PROBLEM TO SOLVE: Without including any pictures, write out all the entries exactly.

STORED DATA:
%%
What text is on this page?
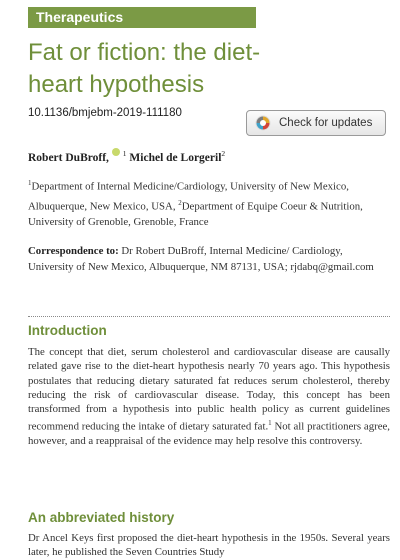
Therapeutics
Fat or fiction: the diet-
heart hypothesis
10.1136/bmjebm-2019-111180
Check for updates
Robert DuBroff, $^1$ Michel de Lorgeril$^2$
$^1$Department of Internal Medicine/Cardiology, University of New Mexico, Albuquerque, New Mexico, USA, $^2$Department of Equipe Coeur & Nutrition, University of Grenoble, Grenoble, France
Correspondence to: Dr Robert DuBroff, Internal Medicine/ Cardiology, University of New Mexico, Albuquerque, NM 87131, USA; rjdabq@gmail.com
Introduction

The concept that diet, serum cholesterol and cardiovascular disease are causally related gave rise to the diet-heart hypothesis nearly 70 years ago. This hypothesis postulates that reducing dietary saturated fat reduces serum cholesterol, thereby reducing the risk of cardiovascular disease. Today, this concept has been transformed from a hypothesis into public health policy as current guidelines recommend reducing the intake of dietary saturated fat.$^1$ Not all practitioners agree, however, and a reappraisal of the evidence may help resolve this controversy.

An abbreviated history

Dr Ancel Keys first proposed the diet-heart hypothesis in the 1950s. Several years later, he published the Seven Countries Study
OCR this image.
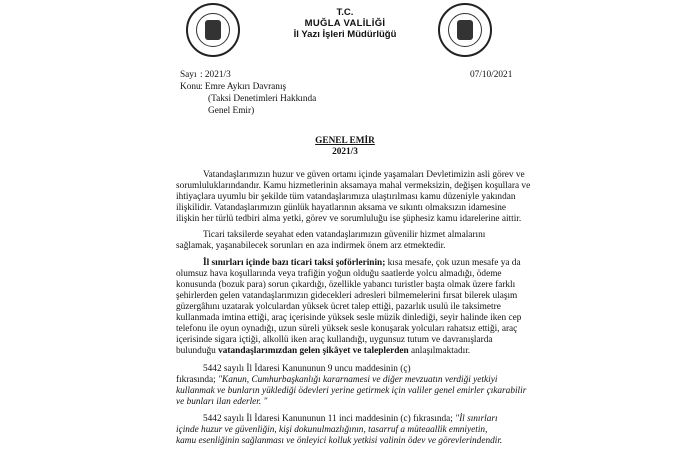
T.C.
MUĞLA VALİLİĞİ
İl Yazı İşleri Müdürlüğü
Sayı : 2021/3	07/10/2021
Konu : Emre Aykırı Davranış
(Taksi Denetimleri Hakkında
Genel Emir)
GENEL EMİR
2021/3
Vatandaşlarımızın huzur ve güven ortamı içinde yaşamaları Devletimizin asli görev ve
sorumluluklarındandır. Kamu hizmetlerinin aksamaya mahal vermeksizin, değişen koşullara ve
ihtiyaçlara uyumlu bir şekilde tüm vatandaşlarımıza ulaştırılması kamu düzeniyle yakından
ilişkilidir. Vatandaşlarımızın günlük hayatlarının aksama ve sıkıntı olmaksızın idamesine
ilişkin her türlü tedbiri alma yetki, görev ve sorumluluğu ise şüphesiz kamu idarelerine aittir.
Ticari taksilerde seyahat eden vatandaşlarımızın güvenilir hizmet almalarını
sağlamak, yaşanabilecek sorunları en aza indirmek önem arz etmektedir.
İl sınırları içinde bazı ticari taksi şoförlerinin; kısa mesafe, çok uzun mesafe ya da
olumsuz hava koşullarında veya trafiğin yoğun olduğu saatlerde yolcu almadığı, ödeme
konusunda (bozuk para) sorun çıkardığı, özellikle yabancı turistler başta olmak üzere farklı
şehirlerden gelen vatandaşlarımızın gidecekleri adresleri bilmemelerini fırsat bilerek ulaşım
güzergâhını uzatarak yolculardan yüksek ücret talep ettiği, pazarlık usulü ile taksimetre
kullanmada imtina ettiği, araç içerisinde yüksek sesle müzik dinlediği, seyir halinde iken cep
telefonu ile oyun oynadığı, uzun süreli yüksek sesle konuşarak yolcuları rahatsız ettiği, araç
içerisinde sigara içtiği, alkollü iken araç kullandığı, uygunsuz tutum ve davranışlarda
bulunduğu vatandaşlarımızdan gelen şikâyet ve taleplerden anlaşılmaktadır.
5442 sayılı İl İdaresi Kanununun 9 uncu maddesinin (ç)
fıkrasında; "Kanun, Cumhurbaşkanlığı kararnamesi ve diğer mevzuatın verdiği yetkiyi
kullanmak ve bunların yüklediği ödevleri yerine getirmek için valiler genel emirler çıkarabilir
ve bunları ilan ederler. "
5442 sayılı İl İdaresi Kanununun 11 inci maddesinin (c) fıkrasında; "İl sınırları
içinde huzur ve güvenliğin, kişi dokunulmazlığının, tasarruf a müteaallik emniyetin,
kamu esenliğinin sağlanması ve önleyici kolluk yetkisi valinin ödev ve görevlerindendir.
%%
TASK SOLUTION:
What text is on this page?
Therapeutics
Fat or fiction: the diet-
heart hypothesis
10.1136/bmjebm-2019-111180
Check for updates
Robert DuBroff, $^1$ Michel de Lorgeril$^2$
$^1$Department of Internal Medicine/Cardiology, University of New Mexico, Albuquerque, New Mexico, USA, $^2$Department of Equipe Coeur & Nutrition, University of Grenoble, Grenoble, France
Correspondence to: Dr Robert DuBroff, Internal Medicine/ Cardiology, University of New Mexico, Albuquerque, NM 87131, USA; rjdabq@gmail.com
Introduction

The concept that diet, serum cholesterol and cardiovascular disease are causally related gave rise to the diet-heart hypothesis nearly 70 years ago. This hypothesis postulates that reducing dietary saturated fat reduces serum cholesterol, thereby reducing the risk of cardiovascular disease. Today, this concept has been transformed from a hypothesis into public health policy as current guidelines recommend reducing the intake of dietary saturated fat.$^1$ Not all practitioners agree, however, and a reappraisal of the evidence may help resolve this controversy.

An abbreviated history

Dr Ancel Keys first proposed the diet-heart hypothesis in the 1950s. Several years later, he published the Seven Countries Study
OCR this image.
T.C.
MUĞLA VALİLİĞİ
İl Yazı İşleri Müdürlüğü
Sayı : 2021/3	07/10/2021
Konu : Emre Aykırı Davranış
(Taksi Denetimleri Hakkında
Genel Emir)
GENEL EMİR
2021/3
Vatandaşlarımızın huzur ve güven ortamı içinde yaşamaları Devletimizin asli görev ve
sorumluluklarındandır. Kamu hizmetlerinin aksamaya mahal vermeksizin, değişen koşullara ve
ihtiyaçlara uyumlu bir şekilde tüm vatandaşlarımıza ulaştırılması kamu düzeniyle yakından
ilişkilidir. Vatandaşlarımızın günlük hayatlarının aksama ve sıkıntı olmaksızın idamesine
ilişkin her türlü tedbiri alma yetki, görev ve sorumluluğu ise şüphesiz kamu idarelerine aittir.
Ticari taksilerde seyahat eden vatandaşlarımızın güvenilir hizmet almalarını
sağlamak, yaşanabilecek sorunları en aza indirmek önem arz etmektedir.
İl sınırları içinde bazı ticari taksi şoförlerinin; kısa mesafe, çok uzun mesafe ya da
olumsuz hava koşullarında veya trafiğin yoğun olduğu saatlerde yolcu almadığı, ödeme
konusunda (bozuk para) sorun çıkardığı, özellikle yabancı turistler başta olmak üzere farklı
şehirlerden gelen vatandaşlarımızın gidecekleri adresleri bilmemelerini fırsat bilerek ulaşım
güzergâhını uzatarak yolculardan yüksek ücret talep ettiği, pazarlık usulü ile taksimetre
kullanmada imtina ettiği, araç içerisinde yüksek sesle müzik dinlediği, seyir halinde iken cep
telefonu ile oyun oynadığı, uzun süreli yüksek sesle konuşarak yolcuları rahatsız ettiği, araç
içerisinde sigara içtiği, alkollü iken araç kullandığı, uygunsuz tutum ve davranışlarda
bulunduğu vatandaşlarımızdan gelen şikâyet ve taleplerden anlaşılmaktadır.
5442 sayılı İl İdaresi Kanununun 9 uncu maddesinin (ç)
fıkrasında; "Kanun, Cumhurbaşkanlığı kararnamesi ve diğer mevzuatın verdiği yetkiyi
kullanmak ve bunların yüklediği ödevleri yerine getirmek için valiler genel emirler çıkarabilir
ve bunları ilan ederler. "
5442 sayılı İl İdaresi Kanununun 11 inci maddesinin (c) fıkrasında; "İl sınırları
içinde huzur ve güvenliğin, kişi dokunulmazlığının, tasarruf a müteaallik emniyetin,
kamu esenliğinin sağlanması ve önleyici kolluk yetkisi valinin ödev ve görevlerindendir.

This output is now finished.